#### Data rows ####

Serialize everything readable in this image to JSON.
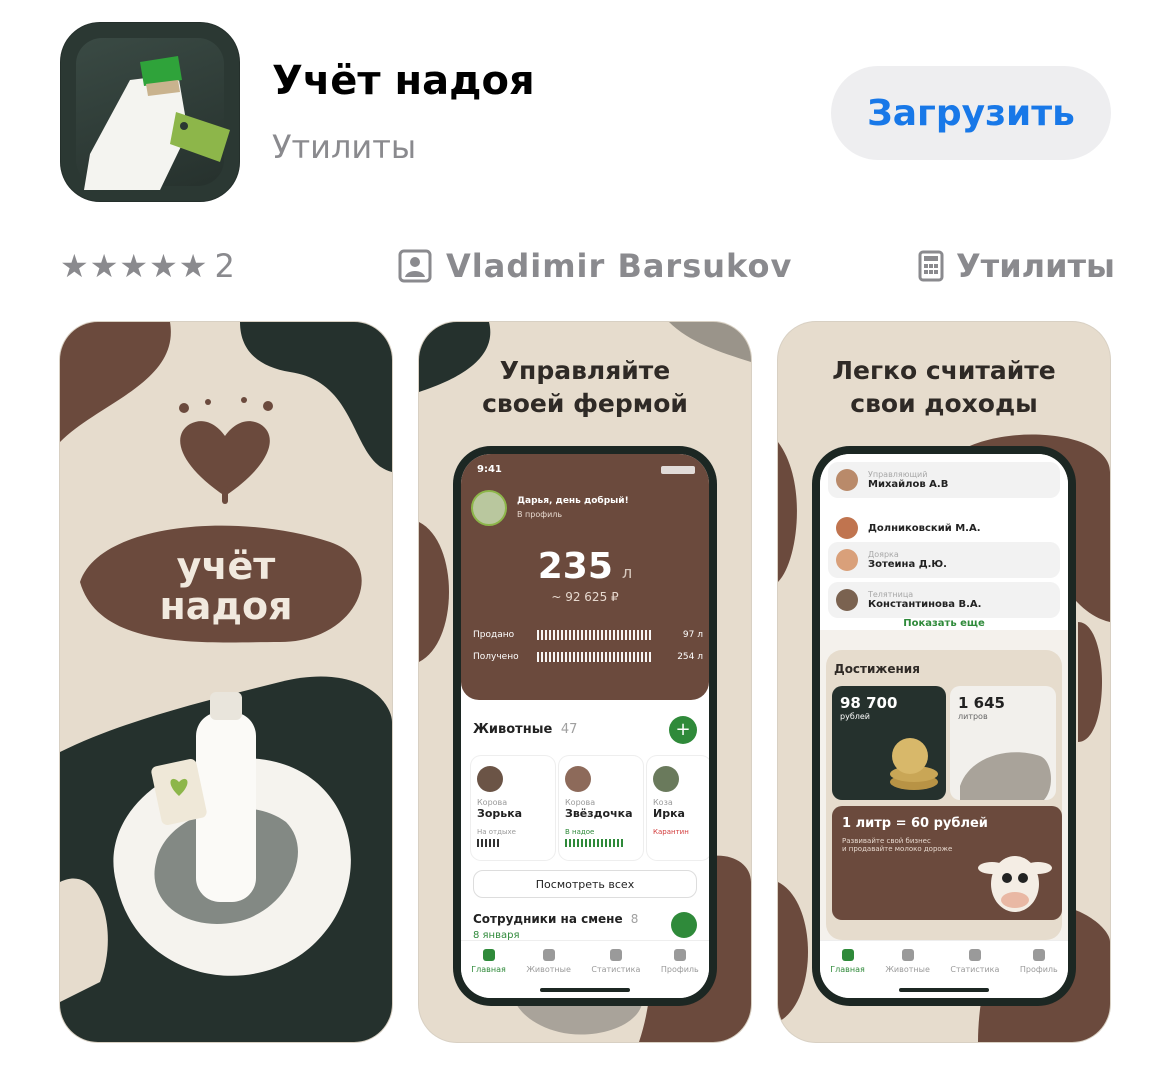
{
  "app": {
    "title": "Учёт надоя",
    "category": "Утилиты",
    "get_label": "Загрузить"
  },
  "meta": {
    "rating_stars": "★★★★★",
    "rating_count": "2",
    "developer": "Vladimir Barsukov",
    "category": "Утилиты"
  },
  "colors": {
    "accent": "#1878e8",
    "cream": "#e6dccd",
    "brown": "#6b4a3d",
    "dark": "#25312d",
    "green": "#2f8a3a"
  },
  "shot1": {
    "logo_line1": "учёт",
    "logo_line2": "надоя"
  },
  "shot2": {
    "headline_line1": "Управляйте",
    "headline_line2": "своей фермой",
    "time": "9:41",
    "greeting": "Дарья, день добрый!",
    "profile_link": "В профиль",
    "total_value": "235",
    "total_unit": "л",
    "total_money": "~ 92 625 ₽",
    "sold_label": "Продано",
    "sold_value": "97 л",
    "received_label": "Получено",
    "received_value": "254 л",
    "animals_title": "Животные",
    "animals_count": "47",
    "animals": [
      {
        "kind": "Корова",
        "name": "Зорька",
        "status": "На отдыхе"
      },
      {
        "kind": "Корова",
        "name": "Звёздочка",
        "status": "В надое"
      },
      {
        "kind": "Коза",
        "name": "Ирка",
        "status": "Карантин"
      }
    ],
    "view_all": "Посмотреть всех",
    "staff_title": "Сотрудники на смене",
    "staff_count": "8",
    "staff_date": "8 января"
  },
  "shot3": {
    "headline_line1": "Легко считайте",
    "headline_line2": "свои доходы",
    "staff": [
      {
        "role": "Управляющий",
        "name": "Михайлов А.В"
      },
      {
        "role": "",
        "name": "Долниковский М.А."
      },
      {
        "role": "Доярка",
        "name": "Зотеина Д.Ю."
      },
      {
        "role": "Телятница",
        "name": "Константинова В.А."
      }
    ],
    "show_more": "Показать еще",
    "achievements_title": "Достижения",
    "ach1_value": "98 700",
    "ach1_unit": "рублей",
    "ach2_value": "1 645",
    "ach2_unit": "литров",
    "promo_title": "1 литр = 60 рублей",
    "promo_line1": "Развивайте свой бизнес",
    "promo_line2": "и продавайте молоко дороже"
  },
  "tabs": [
    "Главная",
    "Животные",
    "Статистика",
    "Профиль"
  ]
}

####

* _Task instructions_:
Set down every record once more, word for word, without pictures.

* _Complete output_:
Serialize everything readable in this image to JSON.
{
  "app": {
    "title": "Учёт надоя",
    "category": "Утилиты",
    "get_label": "Загрузить"
  },
  "meta": {
    "rating_stars": "★★★★★",
    "rating_count": "2",
    "developer": "Vladimir Barsukov",
    "category": "Утилиты"
  },
  "colors": {
    "accent": "#1878e8",
    "cream": "#e6dccd",
    "brown": "#6b4a3d",
    "dark": "#25312d",
    "green": "#2f8a3a"
  },
  "shot1": {
    "logo_line1": "учёт",
    "logo_line2": "надоя"
  },
  "shot2": {
    "headline_line1": "Управляйте",
    "headline_line2": "своей фермой",
    "time": "9:41",
    "greeting": "Дарья, день добрый!",
    "profile_link": "В профиль",
    "total_value": "235",
    "total_unit": "л",
    "total_money": "~ 92 625 ₽",
    "sold_label": "Продано",
    "sold_value": "97 л",
    "received_label": "Получено",
    "received_value": "254 л",
    "animals_title": "Животные",
    "animals_count": "47",
    "animals": [
      {
        "kind": "Корова",
        "name": "Зорька",
        "status": "На отдыхе"
      },
      {
        "kind": "Корова",
        "name": "Звёздочка",
        "status": "В надое"
      },
      {
        "kind": "Коза",
        "name": "Ирка",
        "status": "Карантин"
      }
    ],
    "view_all": "Посмотреть всех",
    "staff_title": "Сотрудники на смене",
    "staff_count": "8",
    "staff_date": "8 января"
  },
  "shot3": {
    "headline_line1": "Легко считайте",
    "headline_line2": "свои доходы",
    "staff": [
      {
        "role": "Управляющий",
        "name": "Михайлов А.В"
      },
      {
        "role": "",
        "name": "Долниковский М.А."
      },
      {
        "role": "Доярка",
        "name": "Зотеина Д.Ю."
      },
      {
        "role": "Телятница",
        "name": "Константинова В.А."
      }
    ],
    "show_more": "Показать еще",
    "achievements_title": "Достижения",
    "ach1_value": "98 700",
    "ach1_unit": "рублей",
    "ach2_value": "1 645",
    "ach2_unit": "литров",
    "promo_title": "1 литр = 60 рублей",
    "promo_line1": "Развивайте свой бизнес",
    "promo_line2": "и продавайте молоко дороже"
  },
  "tabs": [
    "Главная",
    "Животные",
    "Статистика",
    "Профиль"
  ]
}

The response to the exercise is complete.